Exercise aim
Count how many lines below include the string "оборудования", and give that number without anything else.

Records for the task
■ ■ ■
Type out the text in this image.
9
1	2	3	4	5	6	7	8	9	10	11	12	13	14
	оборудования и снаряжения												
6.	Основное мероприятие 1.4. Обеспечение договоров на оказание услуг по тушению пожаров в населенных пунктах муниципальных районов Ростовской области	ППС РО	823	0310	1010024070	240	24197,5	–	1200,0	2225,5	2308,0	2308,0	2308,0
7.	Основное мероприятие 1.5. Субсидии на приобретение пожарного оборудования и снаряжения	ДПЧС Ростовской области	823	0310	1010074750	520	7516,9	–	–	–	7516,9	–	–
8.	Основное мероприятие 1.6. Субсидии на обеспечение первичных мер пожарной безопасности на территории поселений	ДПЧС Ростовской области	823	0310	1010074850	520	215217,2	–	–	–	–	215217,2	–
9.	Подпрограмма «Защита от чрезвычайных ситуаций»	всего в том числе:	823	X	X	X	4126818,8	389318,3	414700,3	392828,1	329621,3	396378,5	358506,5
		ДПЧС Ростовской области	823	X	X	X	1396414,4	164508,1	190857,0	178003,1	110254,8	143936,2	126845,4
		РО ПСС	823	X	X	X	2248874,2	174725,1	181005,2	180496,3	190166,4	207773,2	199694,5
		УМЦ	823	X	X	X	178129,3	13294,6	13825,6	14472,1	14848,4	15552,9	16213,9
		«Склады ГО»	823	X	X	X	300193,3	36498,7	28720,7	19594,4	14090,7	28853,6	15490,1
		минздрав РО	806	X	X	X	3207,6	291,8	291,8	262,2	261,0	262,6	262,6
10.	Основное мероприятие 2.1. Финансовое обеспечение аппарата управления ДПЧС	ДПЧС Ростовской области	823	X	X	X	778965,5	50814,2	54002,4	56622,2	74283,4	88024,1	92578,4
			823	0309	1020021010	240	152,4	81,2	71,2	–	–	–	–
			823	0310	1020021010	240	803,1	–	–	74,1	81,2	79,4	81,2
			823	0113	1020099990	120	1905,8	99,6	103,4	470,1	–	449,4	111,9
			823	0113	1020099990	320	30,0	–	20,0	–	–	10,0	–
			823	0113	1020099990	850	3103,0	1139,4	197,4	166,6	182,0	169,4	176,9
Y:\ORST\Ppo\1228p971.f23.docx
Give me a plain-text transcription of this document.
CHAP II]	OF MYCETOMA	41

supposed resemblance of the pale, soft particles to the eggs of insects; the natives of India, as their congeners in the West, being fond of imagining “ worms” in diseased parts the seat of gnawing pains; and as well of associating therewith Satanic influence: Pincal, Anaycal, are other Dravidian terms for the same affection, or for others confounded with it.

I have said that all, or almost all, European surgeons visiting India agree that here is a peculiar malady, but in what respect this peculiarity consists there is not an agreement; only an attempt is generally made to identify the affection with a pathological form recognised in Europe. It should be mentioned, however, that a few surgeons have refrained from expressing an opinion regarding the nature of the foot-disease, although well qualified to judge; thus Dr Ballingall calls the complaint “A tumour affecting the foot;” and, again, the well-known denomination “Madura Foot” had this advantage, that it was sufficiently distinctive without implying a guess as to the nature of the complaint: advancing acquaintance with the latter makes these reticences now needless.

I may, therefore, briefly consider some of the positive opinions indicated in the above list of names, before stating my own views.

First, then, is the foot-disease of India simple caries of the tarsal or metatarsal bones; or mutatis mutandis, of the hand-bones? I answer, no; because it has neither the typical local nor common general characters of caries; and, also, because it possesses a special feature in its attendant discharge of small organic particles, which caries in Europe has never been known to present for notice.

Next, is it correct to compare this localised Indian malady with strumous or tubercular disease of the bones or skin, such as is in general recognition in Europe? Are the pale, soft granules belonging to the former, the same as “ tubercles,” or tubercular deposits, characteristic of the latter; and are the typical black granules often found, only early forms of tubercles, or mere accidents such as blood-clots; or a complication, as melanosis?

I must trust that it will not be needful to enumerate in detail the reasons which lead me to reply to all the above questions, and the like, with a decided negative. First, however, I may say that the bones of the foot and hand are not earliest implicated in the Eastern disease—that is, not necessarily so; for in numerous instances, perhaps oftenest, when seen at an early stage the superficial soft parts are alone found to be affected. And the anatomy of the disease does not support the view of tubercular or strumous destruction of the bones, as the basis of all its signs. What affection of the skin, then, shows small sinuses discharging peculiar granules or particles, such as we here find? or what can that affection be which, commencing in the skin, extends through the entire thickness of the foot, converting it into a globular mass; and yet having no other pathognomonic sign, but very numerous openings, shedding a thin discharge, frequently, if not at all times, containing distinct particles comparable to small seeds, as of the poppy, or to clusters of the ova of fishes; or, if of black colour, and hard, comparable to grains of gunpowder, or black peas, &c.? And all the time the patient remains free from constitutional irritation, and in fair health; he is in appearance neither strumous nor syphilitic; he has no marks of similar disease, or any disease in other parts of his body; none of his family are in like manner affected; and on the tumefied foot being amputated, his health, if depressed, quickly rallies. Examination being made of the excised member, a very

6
■ ■ ■
Solution for this exercise
2